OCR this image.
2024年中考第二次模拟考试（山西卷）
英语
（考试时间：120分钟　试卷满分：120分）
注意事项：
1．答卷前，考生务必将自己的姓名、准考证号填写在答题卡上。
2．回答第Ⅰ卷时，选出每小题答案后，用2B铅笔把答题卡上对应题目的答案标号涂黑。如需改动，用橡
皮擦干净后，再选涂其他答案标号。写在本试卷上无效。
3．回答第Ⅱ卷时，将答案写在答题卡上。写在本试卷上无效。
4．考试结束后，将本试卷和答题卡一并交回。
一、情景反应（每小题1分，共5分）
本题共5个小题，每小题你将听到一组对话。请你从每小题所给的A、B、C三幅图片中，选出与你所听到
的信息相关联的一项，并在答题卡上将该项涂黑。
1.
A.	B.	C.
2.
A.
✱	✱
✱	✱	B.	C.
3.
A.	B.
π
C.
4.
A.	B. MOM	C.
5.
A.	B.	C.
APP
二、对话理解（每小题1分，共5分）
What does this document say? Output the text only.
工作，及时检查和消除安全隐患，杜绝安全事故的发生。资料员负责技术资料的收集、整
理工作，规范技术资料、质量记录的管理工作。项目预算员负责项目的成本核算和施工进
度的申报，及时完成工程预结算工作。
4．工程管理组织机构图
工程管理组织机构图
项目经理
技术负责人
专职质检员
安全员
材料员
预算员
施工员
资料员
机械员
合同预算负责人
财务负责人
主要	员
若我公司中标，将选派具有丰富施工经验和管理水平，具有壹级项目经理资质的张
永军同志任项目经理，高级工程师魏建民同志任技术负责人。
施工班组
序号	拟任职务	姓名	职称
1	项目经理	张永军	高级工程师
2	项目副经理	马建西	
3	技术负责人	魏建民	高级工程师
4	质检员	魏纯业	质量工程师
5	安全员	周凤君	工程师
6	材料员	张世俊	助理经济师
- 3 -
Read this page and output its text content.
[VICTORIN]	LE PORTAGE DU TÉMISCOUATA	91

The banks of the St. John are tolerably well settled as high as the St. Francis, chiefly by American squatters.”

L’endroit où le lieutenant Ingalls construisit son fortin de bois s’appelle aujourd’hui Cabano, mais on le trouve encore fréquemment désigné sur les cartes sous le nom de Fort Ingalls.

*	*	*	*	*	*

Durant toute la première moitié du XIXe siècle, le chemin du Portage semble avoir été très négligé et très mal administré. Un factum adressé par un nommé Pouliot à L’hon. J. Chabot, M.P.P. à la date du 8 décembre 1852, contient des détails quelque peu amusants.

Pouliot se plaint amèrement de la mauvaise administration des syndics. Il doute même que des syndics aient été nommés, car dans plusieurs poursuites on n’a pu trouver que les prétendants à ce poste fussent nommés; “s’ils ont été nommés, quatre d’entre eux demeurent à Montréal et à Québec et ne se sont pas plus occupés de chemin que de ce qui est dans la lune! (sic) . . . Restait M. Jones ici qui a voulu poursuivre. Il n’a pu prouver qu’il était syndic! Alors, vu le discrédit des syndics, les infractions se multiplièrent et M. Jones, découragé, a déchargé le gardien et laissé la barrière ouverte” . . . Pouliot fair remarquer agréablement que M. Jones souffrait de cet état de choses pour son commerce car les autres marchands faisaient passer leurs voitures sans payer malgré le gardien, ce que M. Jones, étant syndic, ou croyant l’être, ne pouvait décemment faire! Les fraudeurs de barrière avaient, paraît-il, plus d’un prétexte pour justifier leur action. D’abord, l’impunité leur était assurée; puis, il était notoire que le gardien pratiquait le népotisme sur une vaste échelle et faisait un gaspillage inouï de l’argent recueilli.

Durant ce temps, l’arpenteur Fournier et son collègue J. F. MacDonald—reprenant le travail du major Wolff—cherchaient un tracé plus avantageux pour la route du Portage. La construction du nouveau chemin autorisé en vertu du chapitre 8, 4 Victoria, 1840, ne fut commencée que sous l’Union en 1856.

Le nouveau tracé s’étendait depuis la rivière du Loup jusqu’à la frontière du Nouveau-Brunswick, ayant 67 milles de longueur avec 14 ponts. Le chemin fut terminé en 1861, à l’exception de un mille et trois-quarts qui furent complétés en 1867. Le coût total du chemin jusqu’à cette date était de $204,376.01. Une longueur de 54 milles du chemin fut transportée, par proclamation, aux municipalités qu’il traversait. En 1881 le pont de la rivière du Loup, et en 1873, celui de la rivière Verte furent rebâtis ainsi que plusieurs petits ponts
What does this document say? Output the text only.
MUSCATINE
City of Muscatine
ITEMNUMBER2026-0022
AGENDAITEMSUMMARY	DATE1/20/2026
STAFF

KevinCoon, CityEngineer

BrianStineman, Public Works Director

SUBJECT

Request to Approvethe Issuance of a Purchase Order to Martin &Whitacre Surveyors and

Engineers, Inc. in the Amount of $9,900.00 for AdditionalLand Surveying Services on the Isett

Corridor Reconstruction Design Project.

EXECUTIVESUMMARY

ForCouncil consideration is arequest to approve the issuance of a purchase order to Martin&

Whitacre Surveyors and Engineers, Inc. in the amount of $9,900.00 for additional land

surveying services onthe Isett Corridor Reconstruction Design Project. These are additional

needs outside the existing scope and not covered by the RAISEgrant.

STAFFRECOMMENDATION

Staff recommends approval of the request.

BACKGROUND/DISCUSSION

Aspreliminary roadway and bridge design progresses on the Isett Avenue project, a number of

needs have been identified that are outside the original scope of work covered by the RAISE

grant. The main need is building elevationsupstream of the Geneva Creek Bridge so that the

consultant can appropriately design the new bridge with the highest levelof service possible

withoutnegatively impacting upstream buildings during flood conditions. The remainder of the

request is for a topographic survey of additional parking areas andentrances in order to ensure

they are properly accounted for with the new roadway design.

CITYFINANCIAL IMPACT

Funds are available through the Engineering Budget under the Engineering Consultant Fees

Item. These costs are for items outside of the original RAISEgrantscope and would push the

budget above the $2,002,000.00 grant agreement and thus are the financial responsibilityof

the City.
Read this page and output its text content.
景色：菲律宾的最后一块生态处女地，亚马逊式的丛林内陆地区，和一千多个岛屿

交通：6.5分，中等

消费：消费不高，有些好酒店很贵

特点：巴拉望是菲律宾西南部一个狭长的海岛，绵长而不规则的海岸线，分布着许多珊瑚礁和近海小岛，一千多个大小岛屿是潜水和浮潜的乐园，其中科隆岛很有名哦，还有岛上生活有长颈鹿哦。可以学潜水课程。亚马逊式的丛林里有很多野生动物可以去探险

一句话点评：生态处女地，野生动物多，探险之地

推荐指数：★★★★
☆ ☆ ☆
**TASK GOAL**.
Give the count of lines in the listing that hold the word "写在本试卷上无效", with no other text.

**SOLUTION TO THIS EXERCISE**.
2